╭─ Available records

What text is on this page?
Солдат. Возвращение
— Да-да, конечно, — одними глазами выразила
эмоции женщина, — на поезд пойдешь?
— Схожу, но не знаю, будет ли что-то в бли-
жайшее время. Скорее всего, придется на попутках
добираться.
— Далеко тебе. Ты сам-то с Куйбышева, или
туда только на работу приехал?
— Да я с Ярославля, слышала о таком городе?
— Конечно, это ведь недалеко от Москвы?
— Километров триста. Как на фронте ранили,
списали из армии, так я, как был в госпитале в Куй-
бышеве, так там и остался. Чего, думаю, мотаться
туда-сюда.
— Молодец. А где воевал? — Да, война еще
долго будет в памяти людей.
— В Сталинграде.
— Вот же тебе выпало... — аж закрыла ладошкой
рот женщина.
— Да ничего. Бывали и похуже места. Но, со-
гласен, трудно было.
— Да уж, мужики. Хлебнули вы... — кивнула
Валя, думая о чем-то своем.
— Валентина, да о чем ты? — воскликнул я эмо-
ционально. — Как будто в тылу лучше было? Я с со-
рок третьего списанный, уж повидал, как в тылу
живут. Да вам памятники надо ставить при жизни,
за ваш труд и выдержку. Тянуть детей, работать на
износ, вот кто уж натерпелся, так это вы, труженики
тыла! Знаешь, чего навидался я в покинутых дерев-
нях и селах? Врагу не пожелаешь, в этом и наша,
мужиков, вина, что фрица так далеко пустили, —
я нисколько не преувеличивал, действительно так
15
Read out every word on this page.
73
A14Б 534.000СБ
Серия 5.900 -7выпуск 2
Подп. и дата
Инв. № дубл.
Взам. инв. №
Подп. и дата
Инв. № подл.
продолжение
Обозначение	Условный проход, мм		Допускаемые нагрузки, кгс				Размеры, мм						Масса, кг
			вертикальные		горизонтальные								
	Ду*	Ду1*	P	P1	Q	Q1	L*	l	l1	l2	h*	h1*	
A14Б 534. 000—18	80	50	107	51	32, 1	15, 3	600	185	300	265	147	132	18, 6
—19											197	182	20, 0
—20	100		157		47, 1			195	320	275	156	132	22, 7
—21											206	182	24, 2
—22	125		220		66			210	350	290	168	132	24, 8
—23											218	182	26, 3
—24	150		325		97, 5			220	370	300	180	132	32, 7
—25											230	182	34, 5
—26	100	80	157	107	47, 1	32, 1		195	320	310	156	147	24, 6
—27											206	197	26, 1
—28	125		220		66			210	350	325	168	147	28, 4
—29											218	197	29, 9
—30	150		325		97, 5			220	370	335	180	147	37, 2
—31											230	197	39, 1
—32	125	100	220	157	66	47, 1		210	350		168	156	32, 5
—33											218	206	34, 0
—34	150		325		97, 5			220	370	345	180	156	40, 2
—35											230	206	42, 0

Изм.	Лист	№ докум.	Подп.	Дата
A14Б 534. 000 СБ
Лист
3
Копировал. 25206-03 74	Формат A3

╰─

> **Requirement**:
Would you write down every record again, exactly?

> **Response for this exercise**:
What text is on this page?
Солдат. Возвращение
— Да-да, конечно, — одними глазами выразила
эмоции женщина, — на поезд пойдешь?
— Схожу, но не знаю, будет ли что-то в бли-
жайшее время. Скорее всего, придется на попутках
добираться.
— Далеко тебе. Ты сам-то с Куйбышева, или
туда только на работу приехал?
— Да я с Ярославля, слышала о таком городе?
— Конечно, это ведь недалеко от Москвы?
— Километров триста. Как на фронте ранили,
списали из армии, так я, как был в госпитале в Куй-
бышеве, так там и остался. Чего, думаю, мотаться
туда-сюда.
— Молодец. А где воевал? — Да, война еще
долго будет в памяти людей.
— В Сталинграде.
— Вот же тебе выпало... — аж закрыла ладошкой
рот женщина.
— Да ничего. Бывали и похуже места. Но, со-
гласен, трудно было.
— Да уж, мужики. Хлебнули вы... — кивнула
Валя, думая о чем-то своем.
— Валентина, да о чем ты? — воскликнул я эмо-
ционально. — Как будто в тылу лучше было? Я с со-
рок третьего списанный, уж повидал, как в тылу
живут. Да вам памятники надо ставить при жизни,
за ваш труд и выдержку. Тянуть детей, работать на
износ, вот кто уж натерпелся, так это вы, труженики
тыла! Знаешь, чего навидался я в покинутых дерев-
нях и селах? Врагу не пожелаешь, в этом и наша,
мужиков, вина, что фрица так далеко пустили, —
я нисколько не преувеличивал, действительно так
15
Read out every word on this page.
73
A14Б 534.000СБ
Серия 5.900 -7выпуск 2
Подп. и дата
Инв. № дубл.
Взам. инв. №
Подп. и дата
Инв. № подл.
продолжение
Обозначение	Условный проход, мм		Допускаемые нагрузки, кгс				Размеры, мм						Масса, кг
			вертикальные		горизонтальные								
	Ду*	Ду1*	P	P1	Q	Q1	L*	l	l1	l2	h*	h1*	
A14Б 534. 000—18	80	50	107	51	32, 1	15, 3	600	185	300	265	147	132	18, 6
—19											197	182	20, 0
—20	100		157		47, 1			195	320	275	156	132	22, 7
—21											206	182	24, 2
—22	125		220		66			210	350	290	168	132	24, 8
—23											218	182	26, 3
—24	150		325		97, 5			220	370	300	180	132	32, 7
—25											230	182	34, 5
—26	100	80	157	107	47, 1	32, 1		195	320	310	156	147	24, 6
—27											206	197	26, 1
—28	125		220		66			210	350	325	168	147	28, 4
—29											218	197	29, 9
—30	150		325		97, 5			220	370	335	180	147	37, 2
—31											230	197	39, 1
—32	125	100	220	157	66	47, 1		210	350		168	156	32, 5
—33											218	206	34, 0
—34	150		325		97, 5			220	370	345	180	156	40, 2
—35											230	206	42, 0

Изм.	Лист	№ докум.	Подп.	Дата
A14Б 534. 000 СБ
Лист
3
Копировал. 25206-03 74	Формат A3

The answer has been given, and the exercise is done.